# Layout annotation data
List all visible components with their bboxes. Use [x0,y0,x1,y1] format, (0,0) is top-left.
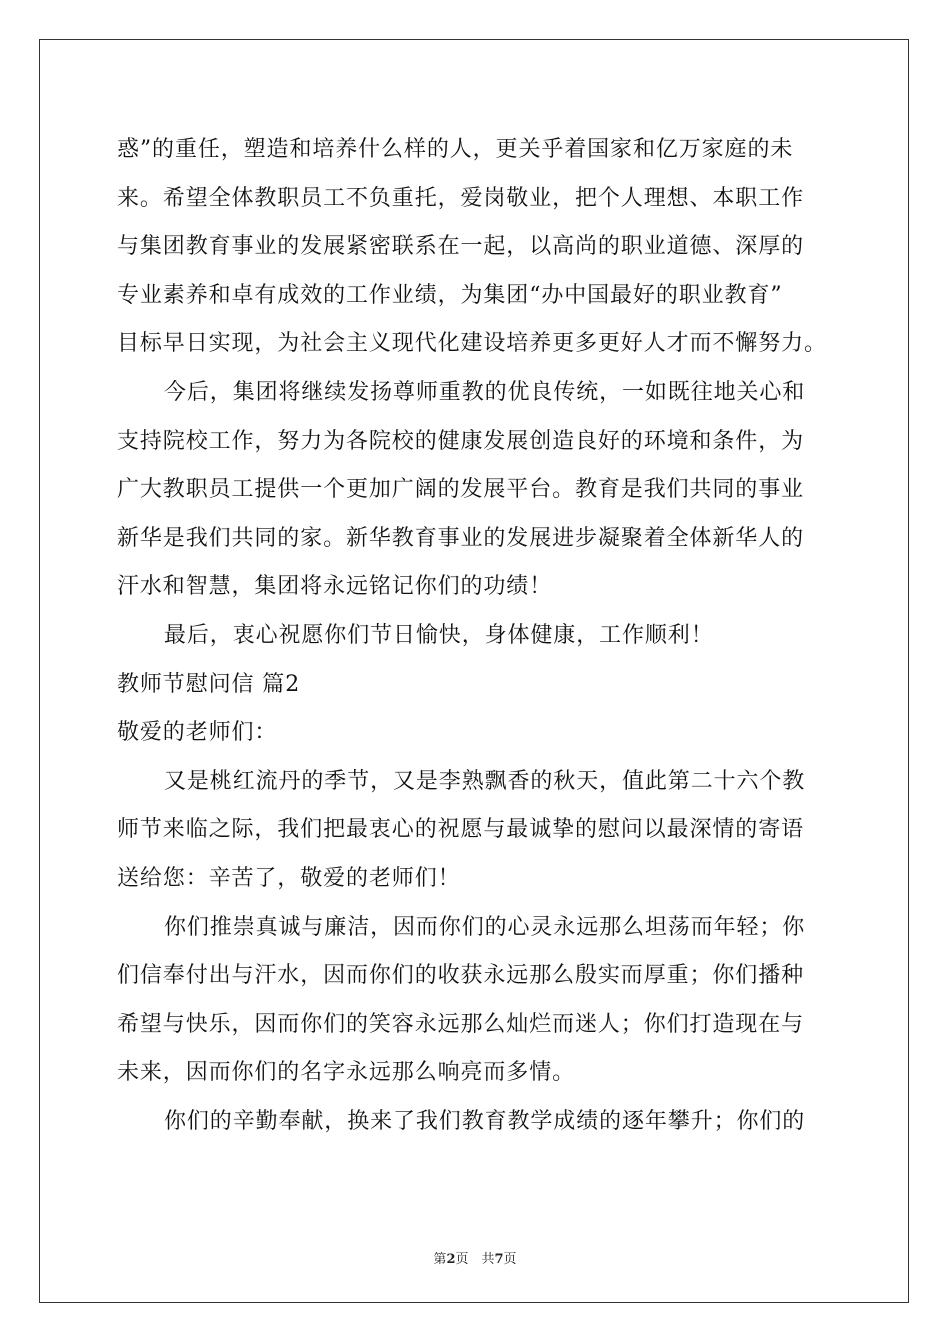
text-line: 你们推崇真诚与廉洁，因而你们的心灵永远那么坦荡而年轻；你 [164,914,806,940]
document-body [117,126,843,1146]
page-total: 7 [494,1252,504,1267]
text-line: 来。希望全体教职员工不负重托，爱岗敬业，把个人理想、本职工作 [117,185,805,211]
page-mid: 页 共 [455,1252,495,1267]
text-line: 你们的辛勤奉献，换来了我们教育教学成绩的逐年攀升；你们的 [164,1108,806,1134]
text-line: 专业素养和卓有成效的工作业绩，为集团“办中国最好的职业教育” [117,282,783,308]
page-suffix: 页 [503,1252,517,1267]
text-line: 汗水和智慧，集团将永远铭记你们的功绩！ [117,574,553,600]
text-line: 今后，集团将继续发扬尊师重教的优良传统，一如既往地关心和 [164,379,806,405]
page-prefix: 第 [433,1252,447,1267]
text-line: 希望与快乐，因而你们的笑容永远那么灿烂而迷人；你们打造现在与 [117,1011,805,1037]
text-line: 又是桃红流丹的季节，又是李熟飘香的秋天，值此第二十六个教 [164,768,806,794]
text-line: 们信奉付出与汗水，因而你们的收获永远那么殷实而厚重；你们播种 [117,963,805,989]
text-line: 新华是我们共同的家。新华教育事业的发展进步凝聚着全体新华人的 [117,525,805,551]
text-line: 送给您：辛苦了，敬爱的老师们！ [117,865,461,891]
text-line: 与集团教育事业的发展紧密联系在一起，以高尚的职业道德、深厚的 [117,234,805,260]
text-line: 支持院校工作，努力为各院校的健康发展创造良好的环境和条件，为 [117,428,805,454]
section-heading: 教师节慰问信 篇2 [117,671,301,697]
text-line: 目标早日实现，为社会主义现代化建设培养更多更好人才而不懈努力。 [117,331,827,357]
text-line: 未来，因而你们的名字永远那么响亮而多情。 [117,1060,576,1086]
text-line: 惑”的重任，塑造和培养什么样的人，更关乎着国家和亿万家庭的未 [117,137,794,162]
salutation: 敬爱的老师们： [117,720,278,746]
text-line: 师节来临之际，我们把最衷心的祝愿与最诚挚的慰问以最深情的寄语 [117,817,805,843]
page-footer [0,1248,950,1267]
page-current: 2 [446,1252,456,1267]
text-line: 广大教职员工提供一个更加广阔的发展平台。教育是我们共同的事业 [117,477,805,503]
text-line: 最后，衷心祝愿你们节日愉快，身体健康，工作顺利！ [164,622,714,648]
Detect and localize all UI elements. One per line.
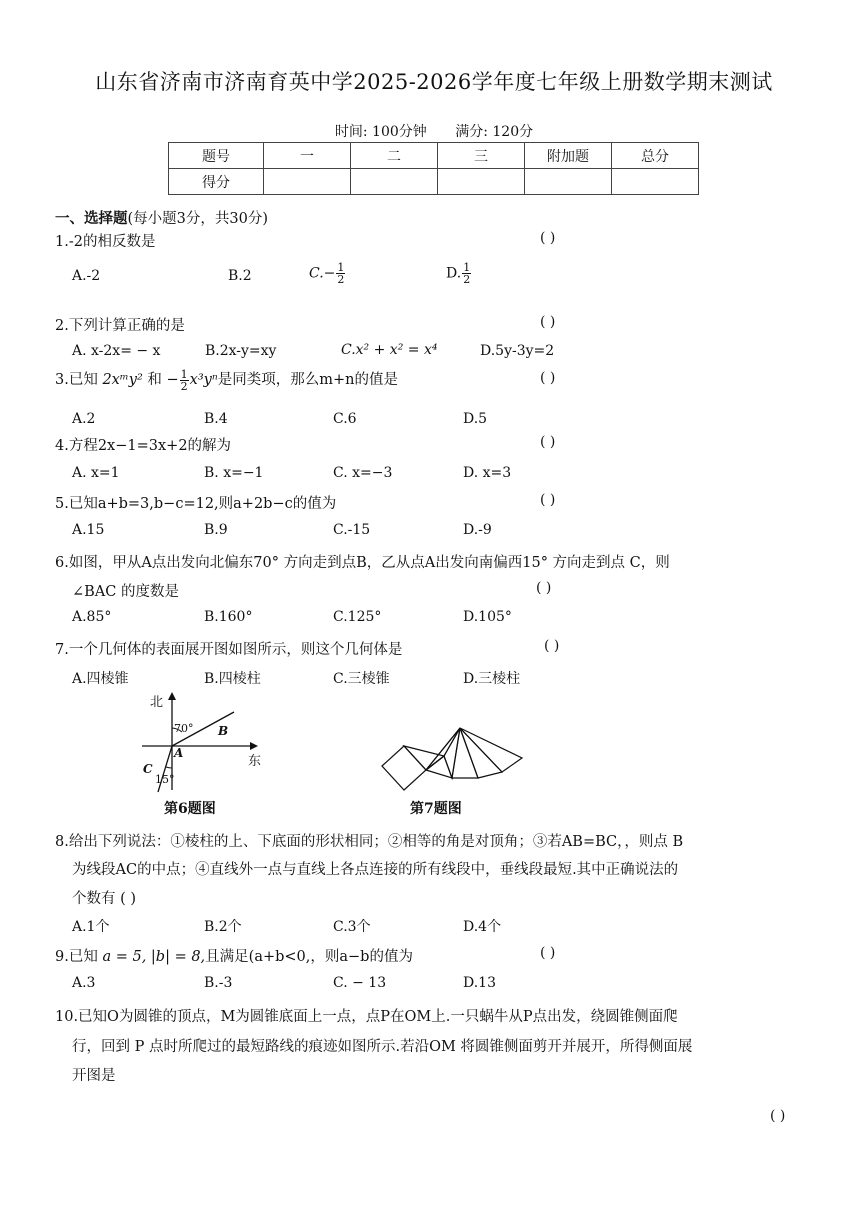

# Task instructions
Please rewrite the records starting at the line that contains "text-line: 你们推崇真诚与廉洁，因而你们的心灵永远那么坦荡而年轻；你 [164,914,806,940]" and continuing through the end of the records, with "集团" replaced by "学校" and everything else kept the same. Leave the pictures out of your answer.

# The output
text-line: 你们推崇真诚与廉洁，因而你们的心灵永远那么坦荡而年轻；你 [164,914,806,940]
document-body [117,126,843,1146]
page-total: 7 [494,1252,504,1267]
text-line: 来。希望全体教职员工不负重托，爱岗敬业，把个人理想、本职工作 [117,185,805,211]
page-mid: 页 共 [455,1252,495,1267]
text-line: 你们的辛勤奉献，换来了我们教育教学成绩的逐年攀升；你们的 [164,1108,806,1134]
text-line: 专业素养和卓有成效的工作业绩，为学校“办中国最好的职业教育” [117,282,783,308]
page-suffix: 页 [503,1252,517,1267]
text-line: 汗水和智慧，学校将永远铭记你们的功绩！ [117,574,553,600]
text-line: 今后，学校将继续发扬尊师重教的优良传统，一如既往地关心和 [164,379,806,405]
page-prefix: 第 [433,1252,447,1267]
text-line: 希望与快乐，因而你们的笑容永远那么灿烂而迷人；你们打造现在与 [117,1011,805,1037]
text-line: 又是桃红流丹的季节，又是李熟飘香的秋天，值此第二十六个教 [164,768,806,794]
text-line: 们信奉付出与汗水，因而你们的收获永远那么殷实而厚重；你们播种 [117,963,805,989]
text-line: 新华是我们共同的家。新华教育事业的发展进步凝聚着全体新华人的 [117,525,805,551]
text-line: 送给您：辛苦了，敬爱的老师们！ [117,865,461,891]
text-line: 与学校教育事业的发展紧密联系在一起，以高尚的职业道德、深厚的 [117,234,805,260]
text-line: 支持院校工作，努力为各院校的健康发展创造良好的环境和条件，为 [117,428,805,454]
section-heading: 教师节慰问信 篇2 [117,671,301,697]
text-line: 目标早日实现，为社会主义现代化建设培养更多更好人才而不懈努力。 [117,331,827,357]
text-line: 未来，因而你们的名字永远那么响亮而多情。 [117,1060,576,1086]
text-line: 惑”的重任，塑造和培养什么样的人，更关乎着国家和亿万家庭的未 [117,137,794,162]
salutation: 敬爱的老师们： [117,720,278,746]
text-line: 师节来临之际，我们把最衷心的祝愿与最诚挚的慰问以最深情的寄语 [117,817,805,843]
page-footer [0,1248,950,1267]
page-current: 2 [446,1252,456,1267]
text-line: 广大教职员工提供一个更加广阔的发展平台。教育是我们共同的事业 [117,477,805,503]
text-line: 最后，衷心祝愿你们节日愉快，身体健康，工作顺利！ [164,622,714,648]
Detect and localize all UI elements. One per line.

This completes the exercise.